Stored items:
○ ○ ○ ○
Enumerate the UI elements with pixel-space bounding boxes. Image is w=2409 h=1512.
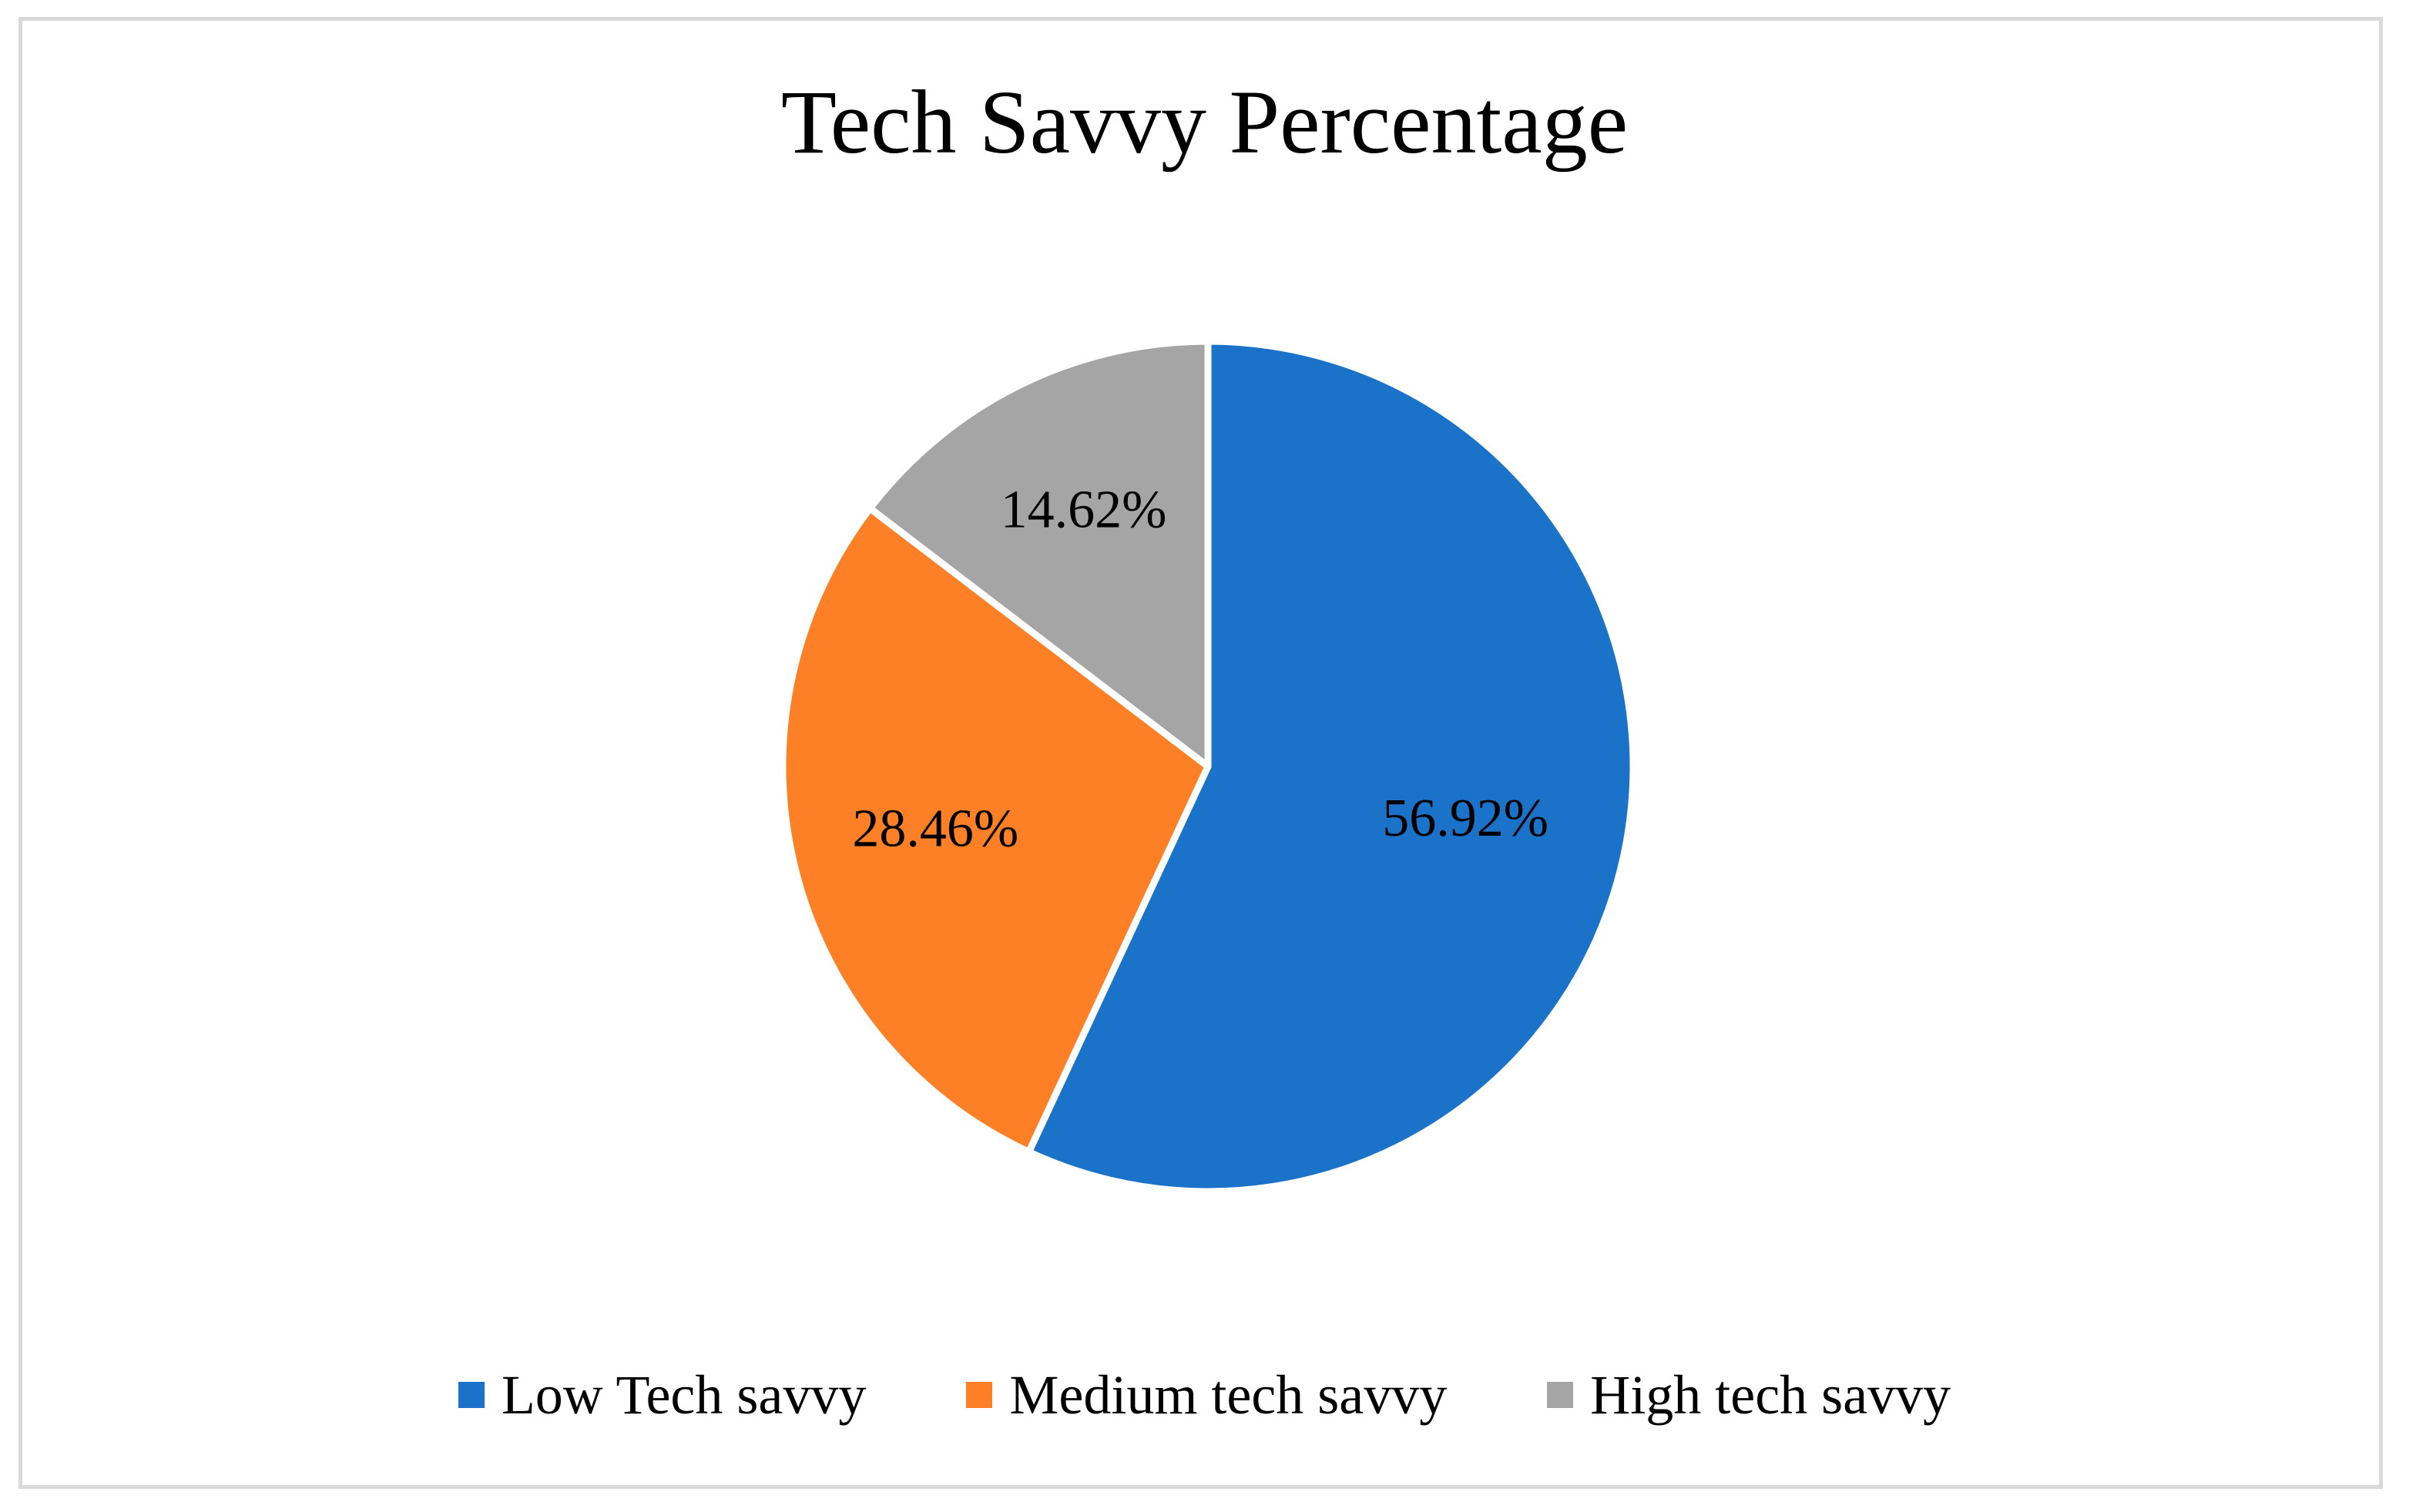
legend-swatch-medium	[966, 1382, 993, 1408]
chart-legend: Low Tech savvy Medium tech savvy High te…	[0, 1367, 2409, 1423]
pie-slice-low	[1025, 337, 1637, 1195]
legend-item-low: Low Tech savvy	[458, 1364, 867, 1426]
legend-item-medium: Medium tech savvy	[966, 1367, 1447, 1423]
legend-swatch-high	[1547, 1382, 1574, 1408]
data-label-medium: 28.46%	[852, 799, 1018, 858]
pie-slice-high	[866, 337, 1212, 770]
legend-label-high: High tech savvy	[1590, 1364, 1951, 1426]
chart-title: Tech Savvy Percentage	[780, 72, 1629, 173]
pie-slices	[779, 337, 1637, 1195]
legend-label-medium: Medium tech savvy	[1009, 1364, 1448, 1426]
legend-label-low: Low Tech savvy	[501, 1364, 867, 1426]
pie-data-labels: 56.92% 28.46% 14.62%	[852, 480, 1548, 858]
pie-slice-medium	[779, 505, 1212, 1156]
legend-item-high: High tech savvy	[1547, 1367, 1951, 1423]
data-label-low: 56.92%	[1382, 789, 1548, 848]
legend-swatch-low	[458, 1382, 485, 1408]
data-label-high: 14.62%	[1001, 480, 1167, 539]
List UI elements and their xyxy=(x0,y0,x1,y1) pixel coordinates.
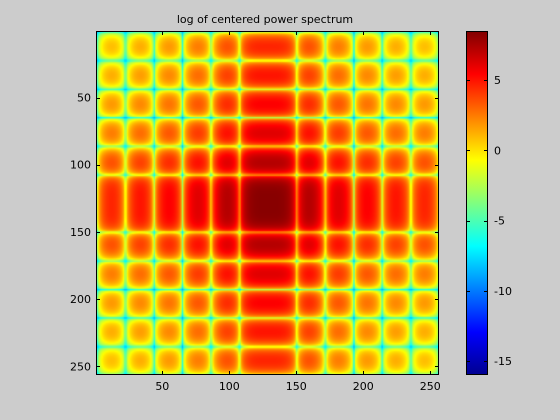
x-tick-label: 150 xyxy=(286,380,307,393)
y-tick-label: 50 xyxy=(77,92,91,105)
colorbar: -15 -10 -5 0 5 xyxy=(466,31,512,375)
x-tick-label: 100 xyxy=(219,380,240,393)
axes-frame xyxy=(96,31,439,375)
x-tick-label: 50 xyxy=(155,380,169,393)
y-tick-label: 100 xyxy=(70,159,91,172)
y-axis: 50 100 150 200 250 xyxy=(70,92,439,373)
x-tick-label: 250 xyxy=(420,380,441,393)
y-tick-label: 250 xyxy=(70,360,91,373)
colorbar-frame xyxy=(466,31,488,375)
y-tick-label: 200 xyxy=(70,293,91,306)
colorbar-tick-label: -5 xyxy=(494,215,505,228)
colorbar-tick-label: -15 xyxy=(494,355,512,368)
heatmap-image xyxy=(96,31,439,375)
colorbar-tick-label: 5 xyxy=(494,74,501,87)
colorbar-ticks: -15 -10 -5 0 5 xyxy=(466,74,512,368)
x-tick-label: 200 xyxy=(353,380,374,393)
x-axis: 50 100 150 200 250 xyxy=(155,31,441,393)
colorbar-gradient xyxy=(466,31,488,375)
colorbar-tick-label: 0 xyxy=(494,144,501,157)
y-tick-label: 150 xyxy=(70,226,91,239)
heatmap-plot-area xyxy=(96,31,439,375)
chart-title: log of centered power spectrum xyxy=(177,13,353,26)
colorbar-tick-label: -10 xyxy=(494,285,512,298)
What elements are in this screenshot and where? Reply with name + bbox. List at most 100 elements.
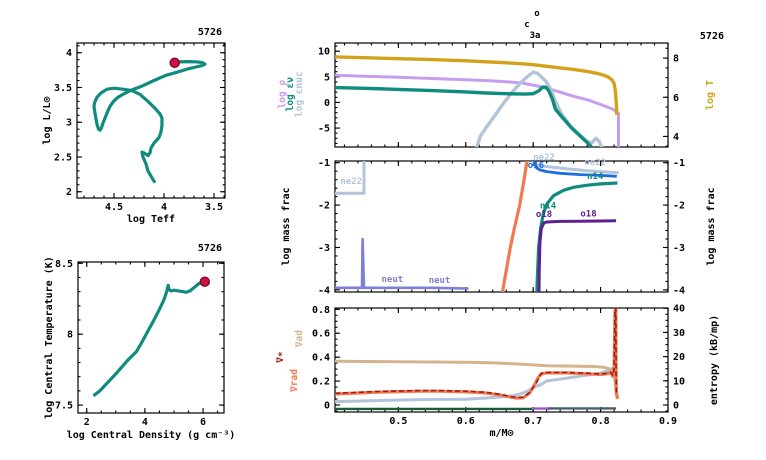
plot-frame	[334, 307, 669, 413]
y2-tick-label: 4	[673, 132, 679, 143]
hr-diagram-x-axis-label: log Teff	[127, 214, 175, 225]
annotation-n14: n14	[540, 201, 557, 211]
y-tick-label: 2	[66, 187, 72, 198]
y2-tick-label: -2	[673, 201, 685, 212]
y-tick-label: 0.6	[312, 329, 330, 340]
tc-rhoc-diagram-y-axis-label: log Central Temperature (K)	[44, 256, 55, 419]
y-tick-label: 0	[324, 98, 330, 109]
x-tick-label: 6	[200, 417, 206, 428]
tc-rhoc-diagram-x-axis-label: log Central Density (g cm⁻³)	[67, 429, 236, 441]
series-tc-rhoc-track	[92, 279, 206, 398]
x-tick-label: 0.5	[389, 416, 407, 427]
annotation-o18: o18	[536, 210, 552, 220]
y-axis-label-log ρ: log ρ	[277, 80, 288, 109]
x-tick-label: 4.5	[105, 202, 123, 213]
series-log-rho	[335, 73, 620, 147]
annotation-n14: n14	[587, 172, 604, 182]
series-log-eps-nu	[335, 85, 594, 147]
x-tick-label: 4	[142, 417, 148, 428]
y-tick-label: 3	[66, 118, 72, 129]
x-tick-label: 4	[161, 202, 167, 213]
annotation-3a: 3a	[530, 31, 541, 41]
annotation-ne22: ne22	[584, 158, 606, 168]
series-log-eps-nuc	[474, 70, 604, 147]
y-tick-label: -4	[318, 285, 330, 296]
y-axis-label-∇ad: ∇ad	[294, 330, 305, 348]
y-axis-label-log εnuc: log εnuc	[294, 71, 305, 117]
y-tick-label: -3	[318, 243, 330, 254]
profile-gradients-panel: 0.5 0.6 0.7 0.8 0.9 0 0.2 0.4 0.6 0.8 0 10 20 30 40 m/M…	[275, 304, 720, 439]
plot-frame	[334, 160, 669, 293]
annotation-ne22: ne22	[340, 177, 362, 187]
plot-frame	[334, 42, 669, 148]
y-tick-label: 0.2	[312, 377, 330, 388]
y-tick-label: 3.5	[54, 83, 72, 94]
profile-structure-panel-title: 5726	[700, 31, 724, 42]
annotation-o: o	[534, 9, 539, 19]
series-evolution-track	[92, 60, 207, 184]
plot-frame	[76, 42, 226, 199]
y-tick-label: 0.4	[312, 353, 330, 364]
annotation-neut: neut	[382, 275, 404, 285]
series-grad-rad	[335, 308, 620, 400]
y-tick-label: -5	[318, 124, 330, 135]
series-neut	[335, 237, 469, 290]
y-tick-label: 8.5	[55, 259, 73, 270]
series-o16	[532, 161, 617, 178]
profile-abundance-panel-y2-axis-label: log mass frac	[706, 187, 717, 265]
profile-abundance-panel: -1 -2 -3 -4 -1 -2 -3 -4 log mass frac log mass fr…	[281, 153, 717, 296]
y-axis-label-∇rad: ∇rad	[289, 369, 300, 393]
annotation-ne22: ne22	[533, 153, 555, 163]
y2-tick-label: -3	[673, 243, 685, 254]
x-tick-label: 0.7	[524, 416, 542, 427]
y-tick-label: 2.5	[54, 152, 72, 163]
hr-diagram-title: 5726	[198, 27, 222, 38]
y-tick-label: 10	[318, 47, 330, 58]
x-tick-label: 0.8	[592, 416, 610, 427]
profile-structure-panel-y2-axis-label: log T	[705, 80, 716, 110]
series-ne22	[335, 161, 619, 195]
series-grad-ad	[335, 359, 619, 400]
y2-tick-label: 6	[673, 93, 679, 104]
series-log-T	[335, 55, 619, 115]
annotation-o16: o16	[528, 161, 544, 171]
y-tick-label: -1	[318, 158, 330, 169]
x-tick-label: 2	[84, 417, 90, 428]
y-tick-label: 0	[324, 401, 330, 412]
x-tick-label: 0.6	[457, 416, 475, 427]
annotation-o18: o18	[580, 210, 596, 220]
y2-tick-label: -4	[673, 285, 685, 296]
y2-tick-label: 30	[673, 328, 685, 339]
x-tick-label: 3.5	[205, 202, 223, 213]
y-tick-label: 7.5	[55, 401, 73, 412]
current-model-marker	[169, 57, 180, 69]
series-o18	[537, 219, 617, 292]
profile-gradients-panel-y2-axis-label: entropy (kB/mp)	[709, 315, 720, 405]
series-h1	[500, 161, 529, 292]
annotation-neut: neut	[429, 276, 451, 286]
current-model-marker	[199, 276, 211, 287]
profile-abundance-panel-y-axis-label: log mass frac	[281, 187, 292, 265]
y2-tick-label: -1	[673, 158, 685, 169]
y2-tick-label: 40	[673, 304, 685, 315]
y-axis-label-∇∗: ∇∗	[275, 351, 286, 363]
y-tick-label: 5	[324, 72, 330, 83]
tc-rhoc-diagram: 2 4 6 7.5 8 8.5 log Central Density (g cm⁻³) lo…	[44, 243, 235, 441]
annotation-c: c	[524, 20, 529, 30]
series-grad-star	[335, 308, 618, 399]
y2-tick-label: 20	[673, 352, 685, 363]
y-tick-label: -2	[318, 201, 330, 212]
y2-tick-label: 8	[673, 54, 679, 65]
plot-frame	[77, 261, 225, 414]
y-tick-label: 4	[66, 48, 72, 59]
y-tick-label: 0.8	[312, 305, 330, 316]
x-tick-label: 0.9	[659, 416, 677, 427]
tc-rhoc-diagram-title: 5726	[198, 243, 222, 254]
hr-diagram-y-axis-label: log L/L⊙	[42, 96, 53, 144]
y2-tick-label: 0	[673, 400, 679, 411]
y-axis-label-log εν: log εν	[285, 77, 296, 112]
profile-gradients-panel-x-axis-label: m/M⊙	[489, 428, 513, 439]
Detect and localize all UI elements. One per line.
○ ○ ○ ○
Rewrite the entries between the lines holding "1382, 993, 1408]" and "799, 1018, 858]", inclusive, changing "legend-swatch" to "legend-marker" and leaving everything else as it is.

legend-marker-medium	[966, 1382, 993, 1408]
chart-legend: Low Tech savvy Medium tech savvy High te…	[0, 1367, 2409, 1423]
pie-slice-low	[1025, 337, 1637, 1195]
legend-item-low: Low Tech savvy	[458, 1364, 867, 1426]
legend-item-medium: Medium tech savvy	[966, 1367, 1447, 1423]
legend-marker-high	[1547, 1382, 1574, 1408]
data-label-medium: 28.46%	[852, 799, 1018, 858]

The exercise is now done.